## Tasks to carry out
[A] Answer these questions about the assisted dying column:
(i) Whose name appears in the column's headline?
(ii) According to the subheading, what two things does such a profound social change need?
(iii) On what day did the chief medical officer come before the committee?
[B] Extend the assisted dying column past its final sentence.

---------- Document extract ----------

How do we introduce assisted dying? Experts and politicians hope someone else has the answer | Gaby Hinsliff
Such a profound social change needs consensus and leadership. Those tasked with seeing this through are offering neither
There is something about the sound of Prof Sir Chris Whitty’s voice that inexorably takes me back. Whenever he speaks it’s hard not to think about R numbers and social distancing, masks and variants. His was the judgment we learned to trust in the days when the only certainty was that thousands were going to die; his the not-quite-inscrutable face we studied for clues that some politician had just said something stupid. For those reasons and more, I would very much like to know what the chief medical officer thinks about assisted dying for terminally ill people. But when he came before the committee scrutinising this most sensitive of issues on Wednesday, he wouldn’t say.

---------- Provided information ----------

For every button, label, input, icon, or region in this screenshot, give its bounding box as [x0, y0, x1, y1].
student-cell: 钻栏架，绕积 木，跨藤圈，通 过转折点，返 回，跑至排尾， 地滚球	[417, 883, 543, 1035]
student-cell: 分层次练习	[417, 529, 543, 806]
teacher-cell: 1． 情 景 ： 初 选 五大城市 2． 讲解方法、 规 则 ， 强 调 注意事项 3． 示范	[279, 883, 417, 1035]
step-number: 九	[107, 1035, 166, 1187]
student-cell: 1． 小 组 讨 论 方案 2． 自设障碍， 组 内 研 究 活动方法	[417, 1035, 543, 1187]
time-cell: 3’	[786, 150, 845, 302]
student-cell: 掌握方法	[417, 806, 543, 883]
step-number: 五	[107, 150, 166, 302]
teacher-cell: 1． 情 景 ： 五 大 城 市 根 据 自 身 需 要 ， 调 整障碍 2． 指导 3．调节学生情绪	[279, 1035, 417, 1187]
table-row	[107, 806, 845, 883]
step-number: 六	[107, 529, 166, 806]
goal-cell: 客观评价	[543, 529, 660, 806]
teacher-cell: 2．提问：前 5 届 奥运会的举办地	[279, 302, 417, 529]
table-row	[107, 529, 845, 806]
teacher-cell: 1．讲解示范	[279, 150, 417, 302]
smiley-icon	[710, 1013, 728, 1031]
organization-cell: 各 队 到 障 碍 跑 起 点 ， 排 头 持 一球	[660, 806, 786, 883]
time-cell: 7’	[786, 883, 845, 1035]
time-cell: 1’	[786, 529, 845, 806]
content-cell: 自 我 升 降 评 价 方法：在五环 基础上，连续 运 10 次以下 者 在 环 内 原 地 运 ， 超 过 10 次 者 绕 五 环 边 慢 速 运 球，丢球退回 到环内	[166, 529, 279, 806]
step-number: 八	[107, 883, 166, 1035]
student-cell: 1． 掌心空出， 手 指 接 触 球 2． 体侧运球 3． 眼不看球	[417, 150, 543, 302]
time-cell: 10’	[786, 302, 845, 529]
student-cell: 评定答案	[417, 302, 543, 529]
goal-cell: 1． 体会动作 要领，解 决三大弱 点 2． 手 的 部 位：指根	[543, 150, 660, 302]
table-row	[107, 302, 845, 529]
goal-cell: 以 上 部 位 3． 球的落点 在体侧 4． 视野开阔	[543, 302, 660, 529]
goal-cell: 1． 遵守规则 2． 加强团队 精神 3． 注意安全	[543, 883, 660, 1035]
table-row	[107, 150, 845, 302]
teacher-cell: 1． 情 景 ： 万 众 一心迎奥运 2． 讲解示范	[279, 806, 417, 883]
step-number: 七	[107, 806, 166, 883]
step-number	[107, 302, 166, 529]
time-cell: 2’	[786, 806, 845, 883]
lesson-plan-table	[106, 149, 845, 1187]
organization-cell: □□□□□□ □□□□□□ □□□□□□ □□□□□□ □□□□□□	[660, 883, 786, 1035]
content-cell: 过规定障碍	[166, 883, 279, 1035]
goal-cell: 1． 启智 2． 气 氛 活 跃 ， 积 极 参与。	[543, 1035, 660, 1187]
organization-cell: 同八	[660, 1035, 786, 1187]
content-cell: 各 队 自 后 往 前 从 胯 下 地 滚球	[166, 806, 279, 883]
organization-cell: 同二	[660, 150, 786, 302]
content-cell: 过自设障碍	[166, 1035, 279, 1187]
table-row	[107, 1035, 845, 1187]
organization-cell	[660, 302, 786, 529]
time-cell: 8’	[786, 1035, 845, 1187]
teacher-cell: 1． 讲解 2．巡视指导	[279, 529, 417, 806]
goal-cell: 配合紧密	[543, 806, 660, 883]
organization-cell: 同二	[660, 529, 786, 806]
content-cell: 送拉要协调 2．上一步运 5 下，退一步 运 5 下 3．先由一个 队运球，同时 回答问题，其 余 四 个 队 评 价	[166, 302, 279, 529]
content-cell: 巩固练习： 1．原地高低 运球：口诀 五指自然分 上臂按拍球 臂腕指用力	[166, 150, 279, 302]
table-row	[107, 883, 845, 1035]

----------

## Results in order
[A]
(i) Gaby Hinsliff
(ii) Consensus and leadership
(iii) Wednesday

[B]
Whitty answered all questions posed about the proposed new law, including how accurately doctors can predict that someone has only six months left. (Not entirely, though he explained that they’re better at predicting that death will come in the foreseeable future – which seems more important here than whether it’s five, six or seven months exactly, though Whitty didn’t say the last part.) He wasn’t asked how well doctors can predict what that death might be like: how much pain or indignity it’s likely to involve, which might be equally hard to say but is what I’d want to know. (Some apply for assisted death without ever using the option, just to know it is there if needed.)